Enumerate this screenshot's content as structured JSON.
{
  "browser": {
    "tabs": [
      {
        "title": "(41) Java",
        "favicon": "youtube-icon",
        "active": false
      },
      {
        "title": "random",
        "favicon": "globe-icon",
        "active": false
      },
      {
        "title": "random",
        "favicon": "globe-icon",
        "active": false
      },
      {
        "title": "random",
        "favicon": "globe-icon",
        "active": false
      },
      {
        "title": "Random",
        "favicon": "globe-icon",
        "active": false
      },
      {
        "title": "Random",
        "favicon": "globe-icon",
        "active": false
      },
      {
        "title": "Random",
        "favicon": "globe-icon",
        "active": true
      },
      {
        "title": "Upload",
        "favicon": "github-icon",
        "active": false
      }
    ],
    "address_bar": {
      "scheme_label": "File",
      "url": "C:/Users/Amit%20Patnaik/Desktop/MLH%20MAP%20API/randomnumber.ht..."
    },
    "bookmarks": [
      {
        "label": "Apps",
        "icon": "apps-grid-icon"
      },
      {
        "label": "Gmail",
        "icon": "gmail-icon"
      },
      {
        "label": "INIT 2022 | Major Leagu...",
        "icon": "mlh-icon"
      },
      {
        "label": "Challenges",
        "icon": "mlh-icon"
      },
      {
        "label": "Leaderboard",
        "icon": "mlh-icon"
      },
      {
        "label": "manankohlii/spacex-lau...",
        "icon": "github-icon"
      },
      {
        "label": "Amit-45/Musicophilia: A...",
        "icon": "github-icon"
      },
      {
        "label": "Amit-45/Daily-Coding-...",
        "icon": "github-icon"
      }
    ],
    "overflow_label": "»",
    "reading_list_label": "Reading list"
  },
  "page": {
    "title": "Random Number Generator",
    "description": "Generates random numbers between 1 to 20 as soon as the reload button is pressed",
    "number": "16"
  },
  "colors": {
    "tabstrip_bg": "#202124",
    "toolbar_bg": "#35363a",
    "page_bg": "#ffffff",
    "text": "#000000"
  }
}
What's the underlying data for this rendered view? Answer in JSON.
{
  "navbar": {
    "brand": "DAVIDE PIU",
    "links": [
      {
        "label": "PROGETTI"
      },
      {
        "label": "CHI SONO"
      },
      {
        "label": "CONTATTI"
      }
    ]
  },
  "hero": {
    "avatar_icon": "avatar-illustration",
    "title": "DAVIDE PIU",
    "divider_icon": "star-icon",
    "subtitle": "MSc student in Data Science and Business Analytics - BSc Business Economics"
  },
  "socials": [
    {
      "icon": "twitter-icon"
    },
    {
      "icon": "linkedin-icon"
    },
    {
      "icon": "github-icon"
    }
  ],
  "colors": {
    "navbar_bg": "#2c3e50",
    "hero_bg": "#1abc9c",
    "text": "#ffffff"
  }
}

⁂

**What you are asked to do:** Every entry above should be retyped exactly as shown.

**Completed task:**
Enumerate this screenshot's content as structured JSON.
{
  "browser": {
    "tabs": [
      {
        "title": "(41) Java",
        "favicon": "youtube-icon",
        "active": false
      },
      {
        "title": "random",
        "favicon": "globe-icon",
        "active": false
      },
      {
        "title": "random",
        "favicon": "globe-icon",
        "active": false
      },
      {
        "title": "random",
        "favicon": "globe-icon",
        "active": false
      },
      {
        "title": "Random",
        "favicon": "globe-icon",
        "active": false
      },
      {
        "title": "Random",
        "favicon": "globe-icon",
        "active": false
      },
      {
        "title": "Random",
        "favicon": "globe-icon",
        "active": true
      },
      {
        "title": "Upload",
        "favicon": "github-icon",
        "active": false
      }
    ],
    "address_bar": {
      "scheme_label": "File",
      "url": "C:/Users/Amit%20Patnaik/Desktop/MLH%20MAP%20API/randomnumber.ht..."
    },
    "bookmarks": [
      {
        "label": "Apps",
        "icon": "apps-grid-icon"
      },
      {
        "label": "Gmail",
        "icon": "gmail-icon"
      },
      {
        "label": "INIT 2022 | Major Leagu...",
        "icon": "mlh-icon"
      },
      {
        "label": "Challenges",
        "icon": "mlh-icon"
      },
      {
        "label": "Leaderboard",
        "icon": "mlh-icon"
      },
      {
        "label": "manankohlii/spacex-lau...",
        "icon": "github-icon"
      },
      {
        "label": "Amit-45/Musicophilia: A...",
        "icon": "github-icon"
      },
      {
        "label": "Amit-45/Daily-Coding-...",
        "icon": "github-icon"
      }
    ],
    "overflow_label": "»",
    "reading_list_label": "Reading list"
  },
  "page": {
    "title": "Random Number Generator",
    "description": "Generates random numbers between 1 to 20 as soon as the reload button is pressed",
    "number": "16"
  },
  "colors": {
    "tabstrip_bg": "#202124",
    "toolbar_bg": "#35363a",
    "page_bg": "#ffffff",
    "text": "#000000"
  }
}
What's the underlying data for this rendered view? Answer in JSON.
{
  "navbar": {
    "brand": "DAVIDE PIU",
    "links": [
      {
        "label": "PROGETTI"
      },
      {
        "label": "CHI SONO"
      },
      {
        "label": "CONTATTI"
      }
    ]
  },
  "hero": {
    "avatar_icon": "avatar-illustration",
    "title": "DAVIDE PIU",
    "divider_icon": "star-icon",
    "subtitle": "MSc student in Data Science and Business Analytics - BSc Business Economics"
  },
  "socials": [
    {
      "icon": "twitter-icon"
    },
    {
      "icon": "linkedin-icon"
    },
    {
      "icon": "github-icon"
    }
  ],
  "colors": {
    "navbar_bg": "#2c3e50",
    "hero_bg": "#1abc9c",
    "text": "#ffffff"
  }
}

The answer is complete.